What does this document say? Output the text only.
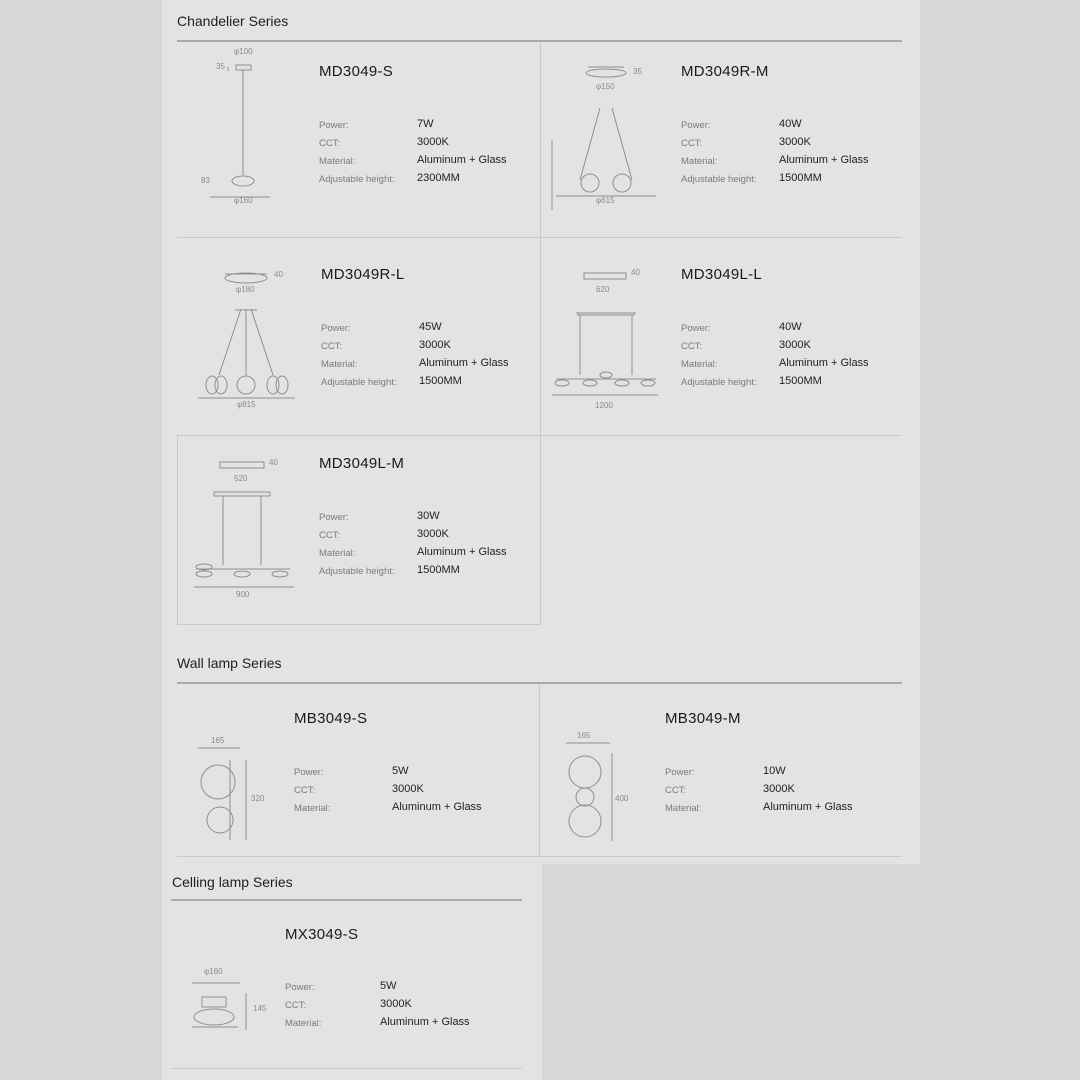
Chandelier Series
φ100
35
83
φ160
MD3049-S
Power:	7W
CCT:	3000K
Material:	Aluminum + Glass
Adjustable height: 2300MM
35
φ150
φ615
MD3049R-M
Power:	40W
CCT:	3000K
Material:	Aluminum + Glass
Adjustable height: 1500MM
40
φ180
φ815
MD3049R-L
Power:	45W
CCT:	3000K
Material:	Aluminum + Glass
Adjustable height: 1500MM
40
620
1200
MD3049L-L
Power:	40W
CCT:	3000K
Material:	Aluminum + Glass
Adjustable height: 1500MM
40
520
900
MD3049L-M
Power:	30W
CCT:	3000K
Material:	Aluminum + Glass
Adjustable height: 1500MM
Wall lamp Series
165
320
MB3049-S
Power:	5W
CCT:	3000K
Material:	Aluminum + Glass
165
400
MB3049-M
Power:	10W
CCT:	3000K
Material:	Aluminum + Glass
Celling lamp Series
φ160
145
MX3049-S
Power:	5W
CCT:	3000K
Material:	Aluminum + Glass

» **What the task requires**
From the records above, how many lines include the word "Series"? Only the number is wanted.

» **Written answer**
3